◆ WHAT THE TASK REQUIRES
Write out each entry, exactly the way it appears.

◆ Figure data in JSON
◇ ◇ ◇ ◇ ◇
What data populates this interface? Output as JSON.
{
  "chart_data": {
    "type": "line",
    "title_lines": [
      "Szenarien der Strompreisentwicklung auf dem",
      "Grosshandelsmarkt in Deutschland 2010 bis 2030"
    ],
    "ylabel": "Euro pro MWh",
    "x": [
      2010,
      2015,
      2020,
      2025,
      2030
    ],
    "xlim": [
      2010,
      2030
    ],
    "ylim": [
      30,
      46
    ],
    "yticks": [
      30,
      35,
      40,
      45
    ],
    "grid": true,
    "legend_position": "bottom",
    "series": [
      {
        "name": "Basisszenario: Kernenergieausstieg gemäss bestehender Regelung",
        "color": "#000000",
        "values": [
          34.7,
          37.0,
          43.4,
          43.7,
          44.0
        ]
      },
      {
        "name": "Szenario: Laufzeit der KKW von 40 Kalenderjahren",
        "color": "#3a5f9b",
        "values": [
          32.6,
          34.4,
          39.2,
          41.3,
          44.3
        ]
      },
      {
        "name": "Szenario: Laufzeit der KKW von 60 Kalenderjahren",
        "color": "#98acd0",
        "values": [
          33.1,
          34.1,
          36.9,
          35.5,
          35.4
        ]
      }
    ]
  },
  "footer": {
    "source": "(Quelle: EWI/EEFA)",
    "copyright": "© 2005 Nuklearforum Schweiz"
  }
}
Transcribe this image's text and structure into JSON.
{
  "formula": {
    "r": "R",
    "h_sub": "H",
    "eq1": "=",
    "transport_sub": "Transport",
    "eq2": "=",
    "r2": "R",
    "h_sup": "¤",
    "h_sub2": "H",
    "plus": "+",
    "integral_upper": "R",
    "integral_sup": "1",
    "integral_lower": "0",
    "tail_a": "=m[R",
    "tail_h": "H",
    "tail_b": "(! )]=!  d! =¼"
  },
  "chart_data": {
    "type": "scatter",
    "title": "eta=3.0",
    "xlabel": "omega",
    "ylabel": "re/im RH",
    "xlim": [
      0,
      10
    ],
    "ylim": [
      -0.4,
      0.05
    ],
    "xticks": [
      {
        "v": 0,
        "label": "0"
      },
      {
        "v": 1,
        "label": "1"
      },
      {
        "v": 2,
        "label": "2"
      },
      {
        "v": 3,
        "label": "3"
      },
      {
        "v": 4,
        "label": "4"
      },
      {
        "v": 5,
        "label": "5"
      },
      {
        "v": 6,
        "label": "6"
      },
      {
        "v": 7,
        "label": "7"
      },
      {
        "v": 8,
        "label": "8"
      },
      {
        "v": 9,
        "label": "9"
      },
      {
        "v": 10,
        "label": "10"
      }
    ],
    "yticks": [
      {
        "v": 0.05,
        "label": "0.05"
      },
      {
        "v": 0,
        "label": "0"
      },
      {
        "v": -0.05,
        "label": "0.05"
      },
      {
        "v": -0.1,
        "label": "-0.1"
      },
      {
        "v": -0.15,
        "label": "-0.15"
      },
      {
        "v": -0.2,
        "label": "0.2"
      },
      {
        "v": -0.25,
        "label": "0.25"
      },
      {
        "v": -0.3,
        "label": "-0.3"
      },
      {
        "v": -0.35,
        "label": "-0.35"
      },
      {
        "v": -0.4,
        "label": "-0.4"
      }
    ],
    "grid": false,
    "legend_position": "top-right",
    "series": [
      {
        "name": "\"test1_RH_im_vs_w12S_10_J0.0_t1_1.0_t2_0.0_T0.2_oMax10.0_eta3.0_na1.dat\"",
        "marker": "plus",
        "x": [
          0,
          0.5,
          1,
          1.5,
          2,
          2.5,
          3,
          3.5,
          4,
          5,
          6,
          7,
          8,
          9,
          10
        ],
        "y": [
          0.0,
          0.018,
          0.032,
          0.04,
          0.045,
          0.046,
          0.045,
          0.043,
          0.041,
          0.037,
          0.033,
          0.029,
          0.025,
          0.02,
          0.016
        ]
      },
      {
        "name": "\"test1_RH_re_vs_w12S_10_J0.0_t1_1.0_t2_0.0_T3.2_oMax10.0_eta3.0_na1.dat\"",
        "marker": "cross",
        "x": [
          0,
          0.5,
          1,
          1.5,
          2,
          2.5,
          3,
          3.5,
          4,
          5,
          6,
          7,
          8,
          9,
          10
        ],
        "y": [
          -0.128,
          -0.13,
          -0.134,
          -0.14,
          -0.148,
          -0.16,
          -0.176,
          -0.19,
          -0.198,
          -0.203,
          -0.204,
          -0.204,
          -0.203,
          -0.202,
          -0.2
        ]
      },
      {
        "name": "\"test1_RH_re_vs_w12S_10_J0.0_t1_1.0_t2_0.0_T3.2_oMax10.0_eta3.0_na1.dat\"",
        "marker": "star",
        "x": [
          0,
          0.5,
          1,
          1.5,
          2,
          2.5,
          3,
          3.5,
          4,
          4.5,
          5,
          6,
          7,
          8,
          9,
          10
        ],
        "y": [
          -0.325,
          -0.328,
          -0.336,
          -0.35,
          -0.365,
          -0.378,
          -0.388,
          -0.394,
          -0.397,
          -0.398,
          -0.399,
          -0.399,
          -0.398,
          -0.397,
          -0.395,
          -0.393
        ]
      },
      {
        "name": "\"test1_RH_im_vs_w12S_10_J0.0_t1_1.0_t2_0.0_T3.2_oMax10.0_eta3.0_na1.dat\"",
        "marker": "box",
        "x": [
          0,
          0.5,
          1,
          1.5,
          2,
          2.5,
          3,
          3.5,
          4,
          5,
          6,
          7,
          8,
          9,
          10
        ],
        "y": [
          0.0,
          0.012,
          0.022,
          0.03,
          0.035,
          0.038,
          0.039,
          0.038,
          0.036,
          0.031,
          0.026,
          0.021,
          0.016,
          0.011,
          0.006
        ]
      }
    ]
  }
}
◇ ◇ ◇ ◇ ◇
◆ TASK RESULT
What data populates this interface? Output as JSON.
{
  "chart_data": {
    "type": "line",
    "title_lines": [
      "Szenarien der Strompreisentwicklung auf dem",
      "Grosshandelsmarkt in Deutschland 2010 bis 2030"
    ],
    "ylabel": "Euro pro MWh",
    "x": [
      2010,
      2015,
      2020,
      2025,
      2030
    ],
    "xlim": [
      2010,
      2030
    ],
    "ylim": [
      30,
      46
    ],
    "yticks": [
      30,
      35,
      40,
      45
    ],
    "grid": true,
    "legend_position": "bottom",
    "series": [
      {
        "name": "Basisszenario: Kernenergieausstieg gemäss bestehender Regelung",
        "color": "#000000",
        "values": [
          34.7,
          37.0,
          43.4,
          43.7,
          44.0
        ]
      },
      {
        "name": "Szenario: Laufzeit der KKW von 40 Kalenderjahren",
        "color": "#3a5f9b",
        "values": [
          32.6,
          34.4,
          39.2,
          41.3,
          44.3
        ]
      },
      {
        "name": "Szenario: Laufzeit der KKW von 60 Kalenderjahren",
        "color": "#98acd0",
        "values": [
          33.1,
          34.1,
          36.9,
          35.5,
          35.4
        ]
      }
    ]
  },
  "footer": {
    "source": "(Quelle: EWI/EEFA)",
    "copyright": "© 2005 Nuklearforum Schweiz"
  }
}
Transcribe this image's text and structure into JSON.
{
  "formula": {
    "r": "R",
    "h_sub": "H",
    "eq1": "=",
    "transport_sub": "Transport",
    "eq2": "=",
    "r2": "R",
    "h_sup": "¤",
    "h_sub2": "H",
    "plus": "+",
    "integral_upper": "R",
    "integral_sup": "1",
    "integral_lower": "0",
    "tail_a": "=m[R",
    "tail_h": "H",
    "tail_b": "(! )]=!  d! =¼"
  },
  "chart_data": {
    "type": "scatter",
    "title": "eta=3.0",
    "xlabel": "omega",
    "ylabel": "re/im RH",
    "xlim": [
      0,
      10
    ],
    "ylim": [
      -0.4,
      0.05
    ],
    "xticks": [
      {
        "v": 0,
        "label": "0"
      },
      {
        "v": 1,
        "label": "1"
      },
      {
        "v": 2,
        "label": "2"
      },
      {
        "v": 3,
        "label": "3"
      },
      {
        "v": 4,
        "label": "4"
      },
      {
        "v": 5,
        "label": "5"
      },
      {
        "v": 6,
        "label": "6"
      },
      {
        "v": 7,
        "label": "7"
      },
      {
        "v": 8,
        "label": "8"
      },
      {
        "v": 9,
        "label": "9"
      },
      {
        "v": 10,
        "label": "10"
      }
    ],
    "yticks": [
      {
        "v": 0.05,
        "label": "0.05"
      },
      {
        "v": 0,
        "label": "0"
      },
      {
        "v": -0.05,
        "label": "0.05"
      },
      {
        "v": -0.1,
        "label": "-0.1"
      },
      {
        "v": -0.15,
        "label": "-0.15"
      },
      {
        "v": -0.2,
        "label": "0.2"
      },
      {
        "v": -0.25,
        "label": "0.25"
      },
      {
        "v": -0.3,
        "label": "-0.3"
      },
      {
        "v": -0.35,
        "label": "-0.35"
      },
      {
        "v": -0.4,
        "label": "-0.4"
      }
    ],
    "grid": false,
    "legend_position": "top-right",
    "series": [
      {
        "name": "\"test1_RH_im_vs_w12S_10_J0.0_t1_1.0_t2_0.0_T0.2_oMax10.0_eta3.0_na1.dat\"",
        "marker": "plus",
        "x": [
          0,
          0.5,
          1,
          1.5,
          2,
          2.5,
          3,
          3.5,
          4,
          5,
          6,
          7,
          8,
          9,
          10
        ],
        "y": [
          0.0,
          0.018,
          0.032,
          0.04,
          0.045,
          0.046,
          0.045,
          0.043,
          0.041,
          0.037,
          0.033,
          0.029,
          0.025,
          0.02,
          0.016
        ]
      },
      {
        "name": "\"test1_RH_re_vs_w12S_10_J0.0_t1_1.0_t2_0.0_T3.2_oMax10.0_eta3.0_na1.dat\"",
        "marker": "cross",
        "x": [
          0,
          0.5,
          1,
          1.5,
          2,
          2.5,
          3,
          3.5,
          4,
          5,
          6,
          7,
          8,
          9,
          10
        ],
        "y": [
          -0.128,
          -0.13,
          -0.134,
          -0.14,
          -0.148,
          -0.16,
          -0.176,
          -0.19,
          -0.198,
          -0.203,
          -0.204,
          -0.204,
          -0.203,
          -0.202,
          -0.2
        ]
      },
      {
        "name": "\"test1_RH_re_vs_w12S_10_J0.0_t1_1.0_t2_0.0_T3.2_oMax10.0_eta3.0_na1.dat\"",
        "marker": "star",
        "x": [
          0,
          0.5,
          1,
          1.5,
          2,
          2.5,
          3,
          3.5,
          4,
          4.5,
          5,
          6,
          7,
          8,
          9,
          10
        ],
        "y": [
          -0.325,
          -0.328,
          -0.336,
          -0.35,
          -0.365,
          -0.378,
          -0.388,
          -0.394,
          -0.397,
          -0.398,
          -0.399,
          -0.399,
          -0.398,
          -0.397,
          -0.395,
          -0.393
        ]
      },
      {
        "name": "\"test1_RH_im_vs_w12S_10_J0.0_t1_1.0_t2_0.0_T3.2_oMax10.0_eta3.0_na1.dat\"",
        "marker": "box",
        "x": [
          0,
          0.5,
          1,
          1.5,
          2,
          2.5,
          3,
          3.5,
          4,
          5,
          6,
          7,
          8,
          9,
          10
        ],
        "y": [
          0.0,
          0.012,
          0.022,
          0.03,
          0.035,
          0.038,
          0.039,
          0.038,
          0.036,
          0.031,
          0.026,
          0.021,
          0.016,
          0.011,
          0.006
        ]
      }
    ]
  }
}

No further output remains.